Task requirements:
Everything from the line containing "Give me the" through the last line of the records below should be printed exactly, please, and nothing else.
--- START Data in this exercise ---
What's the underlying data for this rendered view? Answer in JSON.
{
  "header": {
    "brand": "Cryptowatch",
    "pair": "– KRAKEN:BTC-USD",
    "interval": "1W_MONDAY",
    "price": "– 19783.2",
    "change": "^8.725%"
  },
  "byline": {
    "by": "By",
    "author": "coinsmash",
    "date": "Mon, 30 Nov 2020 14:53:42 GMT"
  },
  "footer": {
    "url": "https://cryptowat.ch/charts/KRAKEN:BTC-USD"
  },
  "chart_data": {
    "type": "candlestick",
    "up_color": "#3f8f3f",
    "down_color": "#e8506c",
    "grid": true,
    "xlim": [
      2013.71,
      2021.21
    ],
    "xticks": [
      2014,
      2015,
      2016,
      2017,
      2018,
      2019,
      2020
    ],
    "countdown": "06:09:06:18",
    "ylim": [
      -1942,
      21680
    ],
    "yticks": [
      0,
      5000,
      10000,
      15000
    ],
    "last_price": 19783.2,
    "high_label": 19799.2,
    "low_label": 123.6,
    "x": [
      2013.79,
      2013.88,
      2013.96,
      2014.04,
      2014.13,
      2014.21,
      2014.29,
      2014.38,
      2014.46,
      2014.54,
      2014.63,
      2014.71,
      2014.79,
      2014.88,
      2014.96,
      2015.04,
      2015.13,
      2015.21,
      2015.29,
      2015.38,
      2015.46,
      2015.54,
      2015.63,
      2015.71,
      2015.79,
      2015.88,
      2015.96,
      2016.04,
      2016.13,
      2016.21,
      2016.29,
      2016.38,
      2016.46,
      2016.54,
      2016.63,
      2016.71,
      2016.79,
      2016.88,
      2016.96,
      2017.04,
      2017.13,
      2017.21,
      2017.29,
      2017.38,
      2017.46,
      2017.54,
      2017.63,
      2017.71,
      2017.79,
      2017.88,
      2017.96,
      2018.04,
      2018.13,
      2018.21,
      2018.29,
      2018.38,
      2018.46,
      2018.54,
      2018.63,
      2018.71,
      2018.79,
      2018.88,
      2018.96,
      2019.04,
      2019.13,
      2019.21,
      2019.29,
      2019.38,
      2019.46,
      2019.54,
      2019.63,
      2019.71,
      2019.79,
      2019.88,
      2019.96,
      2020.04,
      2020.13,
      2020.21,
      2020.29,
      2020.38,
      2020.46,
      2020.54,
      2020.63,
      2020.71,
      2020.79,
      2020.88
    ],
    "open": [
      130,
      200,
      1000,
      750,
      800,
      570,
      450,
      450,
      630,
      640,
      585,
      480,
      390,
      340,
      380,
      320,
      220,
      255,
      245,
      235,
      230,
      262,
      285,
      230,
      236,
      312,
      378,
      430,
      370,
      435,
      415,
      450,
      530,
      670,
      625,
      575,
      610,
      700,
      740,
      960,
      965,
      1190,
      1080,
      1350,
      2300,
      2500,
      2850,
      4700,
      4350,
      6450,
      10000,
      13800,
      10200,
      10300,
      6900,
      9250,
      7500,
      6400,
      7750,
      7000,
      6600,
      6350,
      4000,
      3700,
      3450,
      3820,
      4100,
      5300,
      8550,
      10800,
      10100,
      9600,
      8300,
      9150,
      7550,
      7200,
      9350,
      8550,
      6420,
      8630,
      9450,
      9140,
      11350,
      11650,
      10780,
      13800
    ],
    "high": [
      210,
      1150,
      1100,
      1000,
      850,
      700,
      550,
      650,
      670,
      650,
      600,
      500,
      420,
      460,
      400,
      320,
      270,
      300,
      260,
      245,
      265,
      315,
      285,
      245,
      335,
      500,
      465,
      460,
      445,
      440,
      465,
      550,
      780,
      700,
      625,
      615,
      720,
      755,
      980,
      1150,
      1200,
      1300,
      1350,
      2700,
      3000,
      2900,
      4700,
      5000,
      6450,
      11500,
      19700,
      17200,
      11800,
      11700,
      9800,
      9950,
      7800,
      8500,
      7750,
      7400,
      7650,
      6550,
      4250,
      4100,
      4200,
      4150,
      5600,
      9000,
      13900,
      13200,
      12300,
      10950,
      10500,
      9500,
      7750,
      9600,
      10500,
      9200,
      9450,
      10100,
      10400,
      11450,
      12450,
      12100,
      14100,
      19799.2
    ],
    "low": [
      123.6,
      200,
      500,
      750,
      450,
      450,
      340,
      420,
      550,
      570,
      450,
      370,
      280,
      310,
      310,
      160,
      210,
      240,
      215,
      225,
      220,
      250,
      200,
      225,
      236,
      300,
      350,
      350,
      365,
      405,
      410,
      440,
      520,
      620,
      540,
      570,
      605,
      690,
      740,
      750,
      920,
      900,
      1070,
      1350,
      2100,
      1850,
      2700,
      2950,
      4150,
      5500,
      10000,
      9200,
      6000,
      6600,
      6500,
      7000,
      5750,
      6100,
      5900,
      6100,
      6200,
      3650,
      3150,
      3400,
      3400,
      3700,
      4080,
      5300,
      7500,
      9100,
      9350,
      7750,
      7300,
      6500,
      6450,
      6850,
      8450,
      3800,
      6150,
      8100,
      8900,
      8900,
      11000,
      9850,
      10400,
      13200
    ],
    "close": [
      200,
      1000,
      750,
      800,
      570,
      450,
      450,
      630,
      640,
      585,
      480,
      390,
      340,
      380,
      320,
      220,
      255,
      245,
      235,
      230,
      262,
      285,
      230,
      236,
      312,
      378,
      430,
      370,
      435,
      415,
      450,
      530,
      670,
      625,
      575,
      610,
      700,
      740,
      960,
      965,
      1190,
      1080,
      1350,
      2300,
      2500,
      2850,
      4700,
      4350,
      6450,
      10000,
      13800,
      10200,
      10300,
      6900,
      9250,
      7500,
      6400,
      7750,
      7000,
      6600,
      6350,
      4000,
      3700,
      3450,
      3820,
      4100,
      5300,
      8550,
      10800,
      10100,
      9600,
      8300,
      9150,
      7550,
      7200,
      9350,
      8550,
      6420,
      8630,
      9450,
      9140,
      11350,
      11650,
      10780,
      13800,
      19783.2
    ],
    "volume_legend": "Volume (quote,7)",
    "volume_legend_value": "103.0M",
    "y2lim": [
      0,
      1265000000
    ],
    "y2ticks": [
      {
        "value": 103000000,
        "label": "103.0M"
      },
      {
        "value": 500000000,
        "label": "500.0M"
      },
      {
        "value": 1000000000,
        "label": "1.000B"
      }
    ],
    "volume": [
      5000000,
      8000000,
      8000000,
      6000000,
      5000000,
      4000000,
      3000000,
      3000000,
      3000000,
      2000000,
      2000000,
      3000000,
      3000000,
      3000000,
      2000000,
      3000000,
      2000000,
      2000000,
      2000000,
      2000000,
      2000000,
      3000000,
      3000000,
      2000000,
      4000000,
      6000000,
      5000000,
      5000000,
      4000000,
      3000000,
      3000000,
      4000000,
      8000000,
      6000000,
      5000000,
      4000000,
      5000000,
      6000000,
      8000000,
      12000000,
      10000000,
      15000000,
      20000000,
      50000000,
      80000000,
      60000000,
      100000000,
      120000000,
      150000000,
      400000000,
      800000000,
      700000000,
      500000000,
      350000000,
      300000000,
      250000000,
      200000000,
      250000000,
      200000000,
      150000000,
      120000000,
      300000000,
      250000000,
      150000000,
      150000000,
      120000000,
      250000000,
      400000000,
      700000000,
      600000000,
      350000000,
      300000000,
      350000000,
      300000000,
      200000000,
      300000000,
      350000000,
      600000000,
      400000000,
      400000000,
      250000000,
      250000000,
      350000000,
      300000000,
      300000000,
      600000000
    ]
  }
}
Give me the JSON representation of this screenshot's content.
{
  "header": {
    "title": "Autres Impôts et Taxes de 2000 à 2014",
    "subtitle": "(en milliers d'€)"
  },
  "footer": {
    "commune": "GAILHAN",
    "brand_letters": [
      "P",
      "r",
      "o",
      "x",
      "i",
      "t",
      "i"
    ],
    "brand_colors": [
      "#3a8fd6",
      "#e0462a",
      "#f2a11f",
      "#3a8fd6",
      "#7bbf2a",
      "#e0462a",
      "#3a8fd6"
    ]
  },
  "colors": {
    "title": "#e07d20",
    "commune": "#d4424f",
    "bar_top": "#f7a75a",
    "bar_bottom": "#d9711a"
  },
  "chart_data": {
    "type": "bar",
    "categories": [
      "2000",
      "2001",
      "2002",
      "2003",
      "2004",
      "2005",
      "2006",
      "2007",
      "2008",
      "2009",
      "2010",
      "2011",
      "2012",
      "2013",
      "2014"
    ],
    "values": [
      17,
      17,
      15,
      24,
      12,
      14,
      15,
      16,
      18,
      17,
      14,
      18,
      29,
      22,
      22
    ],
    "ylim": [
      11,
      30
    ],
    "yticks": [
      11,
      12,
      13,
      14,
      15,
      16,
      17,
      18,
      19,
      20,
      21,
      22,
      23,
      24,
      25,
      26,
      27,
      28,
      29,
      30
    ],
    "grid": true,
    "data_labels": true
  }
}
--- END Data in this exercise ---
Written response:
Give me the JSON representation of this screenshot's content.
{
  "header": {
    "title": "Autres Impôts et Taxes de 2000 à 2014",
    "subtitle": "(en milliers d'€)"
  },
  "footer": {
    "commune": "GAILHAN",
    "brand_letters": [
      "P",
      "r",
      "o",
      "x",
      "i",
      "t",
      "i"
    ],
    "brand_colors": [
      "#3a8fd6",
      "#e0462a",
      "#f2a11f",
      "#3a8fd6",
      "#7bbf2a",
      "#e0462a",
      "#3a8fd6"
    ]
  },
  "colors": {
    "title": "#e07d20",
    "commune": "#d4424f",
    "bar_top": "#f7a75a",
    "bar_bottom": "#d9711a"
  },
  "chart_data": {
    "type": "bar",
    "categories": [
      "2000",
      "2001",
      "2002",
      "2003",
      "2004",
      "2005",
      "2006",
      "2007",
      "2008",
      "2009",
      "2010",
      "2011",
      "2012",
      "2013",
      "2014"
    ],
    "values": [
      17,
      17,
      15,
      24,
      12,
      14,
      15,
      16,
      18,
      17,
      14,
      18,
      29,
      22,
      22
    ],
    "ylim": [
      11,
      30
    ],
    "yticks": [
      11,
      12,
      13,
      14,
      15,
      16,
      17,
      18,
      19,
      20,
      21,
      22,
      23,
      24,
      25,
      26,
      27,
      28,
      29,
      30
    ],
    "grid": true,
    "data_labels": true
  }
}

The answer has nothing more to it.